(Data entries for graphics)
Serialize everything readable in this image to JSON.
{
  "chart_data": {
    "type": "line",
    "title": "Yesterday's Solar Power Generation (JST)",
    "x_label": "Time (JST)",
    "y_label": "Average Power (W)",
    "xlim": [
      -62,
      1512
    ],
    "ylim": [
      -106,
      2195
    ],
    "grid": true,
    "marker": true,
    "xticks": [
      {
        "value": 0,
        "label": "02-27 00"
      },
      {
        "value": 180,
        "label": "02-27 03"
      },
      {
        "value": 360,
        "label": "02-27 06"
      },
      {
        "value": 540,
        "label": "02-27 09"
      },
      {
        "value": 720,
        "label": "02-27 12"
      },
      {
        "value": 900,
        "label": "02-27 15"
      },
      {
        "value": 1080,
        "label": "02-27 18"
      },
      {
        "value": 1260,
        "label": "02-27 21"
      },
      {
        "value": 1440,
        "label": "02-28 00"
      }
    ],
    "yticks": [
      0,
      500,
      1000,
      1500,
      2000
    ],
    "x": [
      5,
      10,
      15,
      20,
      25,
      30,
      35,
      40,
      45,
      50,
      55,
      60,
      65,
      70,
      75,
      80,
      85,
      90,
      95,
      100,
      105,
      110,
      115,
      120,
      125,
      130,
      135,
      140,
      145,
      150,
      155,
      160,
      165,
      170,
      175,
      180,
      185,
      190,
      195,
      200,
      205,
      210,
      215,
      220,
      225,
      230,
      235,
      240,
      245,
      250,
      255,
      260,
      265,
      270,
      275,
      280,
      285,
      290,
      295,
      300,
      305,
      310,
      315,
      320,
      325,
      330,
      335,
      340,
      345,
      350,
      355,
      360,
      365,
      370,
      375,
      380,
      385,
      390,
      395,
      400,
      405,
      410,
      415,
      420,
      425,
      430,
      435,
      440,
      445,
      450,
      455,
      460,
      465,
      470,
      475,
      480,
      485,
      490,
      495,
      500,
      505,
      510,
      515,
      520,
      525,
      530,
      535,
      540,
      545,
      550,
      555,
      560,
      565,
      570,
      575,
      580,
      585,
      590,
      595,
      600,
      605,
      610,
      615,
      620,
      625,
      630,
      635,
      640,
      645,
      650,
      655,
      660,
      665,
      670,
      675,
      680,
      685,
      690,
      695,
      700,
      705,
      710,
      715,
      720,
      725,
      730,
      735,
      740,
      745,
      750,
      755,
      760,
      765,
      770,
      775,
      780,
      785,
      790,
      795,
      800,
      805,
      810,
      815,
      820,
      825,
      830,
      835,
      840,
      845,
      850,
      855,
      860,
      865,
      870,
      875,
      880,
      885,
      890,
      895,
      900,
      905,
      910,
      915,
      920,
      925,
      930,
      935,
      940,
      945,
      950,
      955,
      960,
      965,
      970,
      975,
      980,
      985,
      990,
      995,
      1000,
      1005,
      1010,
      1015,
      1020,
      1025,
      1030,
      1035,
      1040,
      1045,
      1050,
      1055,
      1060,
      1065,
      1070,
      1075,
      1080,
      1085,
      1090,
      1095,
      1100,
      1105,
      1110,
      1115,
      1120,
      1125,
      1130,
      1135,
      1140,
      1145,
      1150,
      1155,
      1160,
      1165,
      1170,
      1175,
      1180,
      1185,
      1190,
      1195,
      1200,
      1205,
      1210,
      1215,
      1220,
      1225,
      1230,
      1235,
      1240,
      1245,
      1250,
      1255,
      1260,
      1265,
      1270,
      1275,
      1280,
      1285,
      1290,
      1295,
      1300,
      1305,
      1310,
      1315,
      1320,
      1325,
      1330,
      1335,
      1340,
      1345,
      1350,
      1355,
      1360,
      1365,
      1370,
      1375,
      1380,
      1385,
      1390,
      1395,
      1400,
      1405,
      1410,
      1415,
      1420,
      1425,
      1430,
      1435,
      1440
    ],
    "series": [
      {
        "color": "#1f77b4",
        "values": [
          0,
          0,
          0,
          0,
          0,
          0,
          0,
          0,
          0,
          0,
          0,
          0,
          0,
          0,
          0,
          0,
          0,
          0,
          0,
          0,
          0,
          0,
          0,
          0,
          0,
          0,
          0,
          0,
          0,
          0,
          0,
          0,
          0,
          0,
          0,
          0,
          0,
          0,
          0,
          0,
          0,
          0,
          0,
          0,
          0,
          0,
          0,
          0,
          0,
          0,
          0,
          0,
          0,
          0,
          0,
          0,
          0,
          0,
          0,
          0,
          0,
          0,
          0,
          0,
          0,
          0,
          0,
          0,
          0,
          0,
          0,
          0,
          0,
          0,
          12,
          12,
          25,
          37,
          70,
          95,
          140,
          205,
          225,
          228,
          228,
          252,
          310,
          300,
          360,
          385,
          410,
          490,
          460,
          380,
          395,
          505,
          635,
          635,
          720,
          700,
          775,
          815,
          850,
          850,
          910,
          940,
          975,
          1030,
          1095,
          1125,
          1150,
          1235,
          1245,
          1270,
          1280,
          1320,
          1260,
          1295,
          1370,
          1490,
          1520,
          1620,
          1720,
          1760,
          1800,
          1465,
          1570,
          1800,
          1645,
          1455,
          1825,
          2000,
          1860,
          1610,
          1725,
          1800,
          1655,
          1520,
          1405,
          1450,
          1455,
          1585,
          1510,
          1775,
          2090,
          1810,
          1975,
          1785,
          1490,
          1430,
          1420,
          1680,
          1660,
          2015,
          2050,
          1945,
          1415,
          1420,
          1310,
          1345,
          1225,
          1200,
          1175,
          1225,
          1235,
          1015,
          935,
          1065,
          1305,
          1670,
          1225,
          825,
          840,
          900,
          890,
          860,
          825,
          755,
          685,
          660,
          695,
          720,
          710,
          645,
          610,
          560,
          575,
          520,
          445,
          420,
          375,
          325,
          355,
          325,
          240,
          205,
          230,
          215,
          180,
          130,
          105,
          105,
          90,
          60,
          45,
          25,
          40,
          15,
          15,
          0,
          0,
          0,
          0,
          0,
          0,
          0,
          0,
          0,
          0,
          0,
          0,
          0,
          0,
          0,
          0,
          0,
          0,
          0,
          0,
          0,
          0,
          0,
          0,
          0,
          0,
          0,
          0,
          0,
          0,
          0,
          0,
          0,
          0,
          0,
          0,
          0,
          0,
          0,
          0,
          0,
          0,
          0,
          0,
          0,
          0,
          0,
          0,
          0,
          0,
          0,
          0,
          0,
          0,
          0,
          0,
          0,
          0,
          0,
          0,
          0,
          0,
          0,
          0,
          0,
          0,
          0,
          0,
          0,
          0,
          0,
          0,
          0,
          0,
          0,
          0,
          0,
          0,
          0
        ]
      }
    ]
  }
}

GIVEN TASK: Only lines with the word "Power" should be collected from the material.

OUTPUT:
    "title": "Yesterday's Solar Power Generation (JST)",
    "y_label": "Average Power (W)",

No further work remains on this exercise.